* PROBLEM DESCRIPTION *
Where a line in the listing below contains the word "drone", copy that line.

* DATA RECORDS *
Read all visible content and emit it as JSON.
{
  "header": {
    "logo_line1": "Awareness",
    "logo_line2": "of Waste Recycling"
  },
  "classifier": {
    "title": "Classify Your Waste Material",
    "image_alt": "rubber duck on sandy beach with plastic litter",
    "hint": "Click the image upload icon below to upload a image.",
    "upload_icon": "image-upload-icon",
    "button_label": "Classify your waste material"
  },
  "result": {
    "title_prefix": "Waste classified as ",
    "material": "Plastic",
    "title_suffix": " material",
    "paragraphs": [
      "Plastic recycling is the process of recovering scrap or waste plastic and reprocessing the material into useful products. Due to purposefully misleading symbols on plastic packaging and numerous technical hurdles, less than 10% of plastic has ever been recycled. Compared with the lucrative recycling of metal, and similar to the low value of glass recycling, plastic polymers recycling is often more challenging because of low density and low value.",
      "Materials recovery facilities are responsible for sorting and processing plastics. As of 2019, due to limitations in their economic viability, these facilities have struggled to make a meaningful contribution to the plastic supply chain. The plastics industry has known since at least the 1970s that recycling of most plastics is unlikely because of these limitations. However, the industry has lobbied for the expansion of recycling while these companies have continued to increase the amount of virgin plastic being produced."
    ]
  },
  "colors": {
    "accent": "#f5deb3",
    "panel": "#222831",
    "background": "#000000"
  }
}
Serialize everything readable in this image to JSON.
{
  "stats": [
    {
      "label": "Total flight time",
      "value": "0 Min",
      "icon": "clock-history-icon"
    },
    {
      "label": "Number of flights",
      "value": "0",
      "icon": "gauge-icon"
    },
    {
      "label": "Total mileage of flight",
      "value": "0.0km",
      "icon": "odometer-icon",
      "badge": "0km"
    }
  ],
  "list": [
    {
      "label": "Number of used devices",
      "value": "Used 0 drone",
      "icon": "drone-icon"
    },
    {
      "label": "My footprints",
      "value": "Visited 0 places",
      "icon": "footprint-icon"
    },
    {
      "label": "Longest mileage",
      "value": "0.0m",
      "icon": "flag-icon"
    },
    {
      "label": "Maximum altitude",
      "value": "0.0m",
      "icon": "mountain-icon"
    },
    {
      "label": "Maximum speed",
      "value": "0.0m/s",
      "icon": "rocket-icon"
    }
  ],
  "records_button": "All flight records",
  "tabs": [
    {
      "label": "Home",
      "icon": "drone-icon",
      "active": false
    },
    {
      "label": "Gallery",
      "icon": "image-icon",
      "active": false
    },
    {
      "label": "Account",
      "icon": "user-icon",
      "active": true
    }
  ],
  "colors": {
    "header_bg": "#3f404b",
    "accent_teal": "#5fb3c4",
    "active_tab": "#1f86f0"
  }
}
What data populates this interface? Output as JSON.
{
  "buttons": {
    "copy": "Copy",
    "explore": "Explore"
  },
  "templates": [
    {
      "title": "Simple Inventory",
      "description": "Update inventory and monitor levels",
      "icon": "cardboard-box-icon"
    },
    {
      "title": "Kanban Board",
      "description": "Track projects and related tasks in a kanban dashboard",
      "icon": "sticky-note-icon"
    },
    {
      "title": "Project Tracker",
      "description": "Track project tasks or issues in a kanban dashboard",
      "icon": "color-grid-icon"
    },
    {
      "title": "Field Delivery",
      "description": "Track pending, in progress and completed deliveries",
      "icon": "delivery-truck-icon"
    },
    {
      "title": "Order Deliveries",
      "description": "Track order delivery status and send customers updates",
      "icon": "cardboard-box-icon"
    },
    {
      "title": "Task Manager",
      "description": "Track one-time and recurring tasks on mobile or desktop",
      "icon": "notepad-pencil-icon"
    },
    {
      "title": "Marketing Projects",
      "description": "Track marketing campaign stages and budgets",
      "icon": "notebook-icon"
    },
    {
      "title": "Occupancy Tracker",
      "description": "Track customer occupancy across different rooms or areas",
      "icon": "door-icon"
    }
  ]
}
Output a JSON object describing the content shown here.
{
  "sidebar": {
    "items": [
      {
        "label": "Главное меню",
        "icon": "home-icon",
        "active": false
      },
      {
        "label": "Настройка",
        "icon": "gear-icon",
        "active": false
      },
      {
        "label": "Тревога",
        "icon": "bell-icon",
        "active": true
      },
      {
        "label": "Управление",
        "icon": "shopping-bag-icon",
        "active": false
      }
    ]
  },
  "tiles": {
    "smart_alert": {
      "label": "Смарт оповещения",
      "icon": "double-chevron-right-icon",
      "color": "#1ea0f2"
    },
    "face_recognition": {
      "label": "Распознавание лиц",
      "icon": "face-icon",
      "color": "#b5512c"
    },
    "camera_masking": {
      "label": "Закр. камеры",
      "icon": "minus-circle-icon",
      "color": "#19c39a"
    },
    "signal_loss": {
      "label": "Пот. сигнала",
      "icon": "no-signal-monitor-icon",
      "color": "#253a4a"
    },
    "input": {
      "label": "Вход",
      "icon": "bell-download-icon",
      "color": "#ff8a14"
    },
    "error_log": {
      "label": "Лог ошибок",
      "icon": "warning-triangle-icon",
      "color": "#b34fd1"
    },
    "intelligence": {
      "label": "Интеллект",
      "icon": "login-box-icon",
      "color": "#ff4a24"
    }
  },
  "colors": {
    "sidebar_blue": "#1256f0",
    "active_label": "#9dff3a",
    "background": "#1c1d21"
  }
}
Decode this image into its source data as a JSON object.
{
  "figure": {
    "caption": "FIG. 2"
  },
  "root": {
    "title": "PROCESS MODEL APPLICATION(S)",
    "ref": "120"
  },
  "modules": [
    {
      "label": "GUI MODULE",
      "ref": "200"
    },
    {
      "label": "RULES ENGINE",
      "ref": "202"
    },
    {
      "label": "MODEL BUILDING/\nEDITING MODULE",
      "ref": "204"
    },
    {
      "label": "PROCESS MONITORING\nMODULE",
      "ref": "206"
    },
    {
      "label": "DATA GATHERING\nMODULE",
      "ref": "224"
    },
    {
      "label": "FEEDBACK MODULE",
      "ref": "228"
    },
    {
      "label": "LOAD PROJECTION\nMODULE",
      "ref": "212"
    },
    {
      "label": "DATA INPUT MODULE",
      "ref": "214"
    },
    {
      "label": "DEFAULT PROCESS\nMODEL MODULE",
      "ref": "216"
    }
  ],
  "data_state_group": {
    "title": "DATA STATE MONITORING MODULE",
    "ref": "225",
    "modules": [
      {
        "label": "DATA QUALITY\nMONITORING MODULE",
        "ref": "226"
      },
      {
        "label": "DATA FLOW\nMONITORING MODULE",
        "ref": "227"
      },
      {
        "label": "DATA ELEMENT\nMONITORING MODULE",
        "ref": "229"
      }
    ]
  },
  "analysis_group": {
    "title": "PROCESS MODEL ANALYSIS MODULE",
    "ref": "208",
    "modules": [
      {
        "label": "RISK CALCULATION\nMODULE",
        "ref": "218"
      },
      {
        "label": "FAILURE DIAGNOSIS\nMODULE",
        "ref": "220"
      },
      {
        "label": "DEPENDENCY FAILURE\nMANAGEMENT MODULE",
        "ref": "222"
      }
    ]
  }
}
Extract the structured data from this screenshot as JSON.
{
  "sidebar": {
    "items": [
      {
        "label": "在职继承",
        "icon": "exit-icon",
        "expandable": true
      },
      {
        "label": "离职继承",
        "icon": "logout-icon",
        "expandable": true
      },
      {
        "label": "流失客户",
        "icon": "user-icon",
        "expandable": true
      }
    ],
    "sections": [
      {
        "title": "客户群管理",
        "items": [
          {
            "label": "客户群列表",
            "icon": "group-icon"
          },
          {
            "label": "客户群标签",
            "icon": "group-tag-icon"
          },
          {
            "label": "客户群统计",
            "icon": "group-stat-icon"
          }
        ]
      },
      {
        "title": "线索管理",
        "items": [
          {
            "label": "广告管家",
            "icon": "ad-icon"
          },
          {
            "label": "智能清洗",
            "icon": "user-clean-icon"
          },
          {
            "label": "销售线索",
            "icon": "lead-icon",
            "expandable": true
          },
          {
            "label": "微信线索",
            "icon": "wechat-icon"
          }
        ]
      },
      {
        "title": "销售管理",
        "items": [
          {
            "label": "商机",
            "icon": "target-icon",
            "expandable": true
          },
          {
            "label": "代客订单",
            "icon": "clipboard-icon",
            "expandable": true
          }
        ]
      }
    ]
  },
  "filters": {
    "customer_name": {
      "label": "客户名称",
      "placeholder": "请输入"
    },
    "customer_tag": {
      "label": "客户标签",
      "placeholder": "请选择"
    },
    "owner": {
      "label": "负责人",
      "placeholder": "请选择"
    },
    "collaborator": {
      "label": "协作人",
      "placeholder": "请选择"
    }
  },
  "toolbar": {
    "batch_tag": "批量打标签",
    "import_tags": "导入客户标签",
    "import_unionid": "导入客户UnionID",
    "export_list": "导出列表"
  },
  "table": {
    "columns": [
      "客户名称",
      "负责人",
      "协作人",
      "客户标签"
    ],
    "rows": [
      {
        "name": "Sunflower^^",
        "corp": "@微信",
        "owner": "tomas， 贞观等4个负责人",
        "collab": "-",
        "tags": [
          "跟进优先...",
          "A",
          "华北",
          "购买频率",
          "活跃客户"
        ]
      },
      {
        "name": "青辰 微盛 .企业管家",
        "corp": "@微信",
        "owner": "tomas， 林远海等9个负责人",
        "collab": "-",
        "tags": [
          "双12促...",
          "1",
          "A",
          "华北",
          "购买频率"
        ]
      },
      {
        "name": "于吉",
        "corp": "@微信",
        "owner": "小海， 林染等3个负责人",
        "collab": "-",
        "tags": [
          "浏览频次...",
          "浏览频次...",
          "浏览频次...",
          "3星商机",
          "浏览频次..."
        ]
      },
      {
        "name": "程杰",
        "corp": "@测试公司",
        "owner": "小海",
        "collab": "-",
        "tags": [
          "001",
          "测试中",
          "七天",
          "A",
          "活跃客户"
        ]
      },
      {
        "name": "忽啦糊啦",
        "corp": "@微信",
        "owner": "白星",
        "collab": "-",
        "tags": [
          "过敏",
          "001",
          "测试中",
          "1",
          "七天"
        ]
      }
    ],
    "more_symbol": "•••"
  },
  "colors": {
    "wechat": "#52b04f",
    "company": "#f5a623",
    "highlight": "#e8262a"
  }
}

* EXERCISE RESPONSE *
      "value": "Used 0 drone",
      "icon": "drone-icon"
      "icon": "drone-icon",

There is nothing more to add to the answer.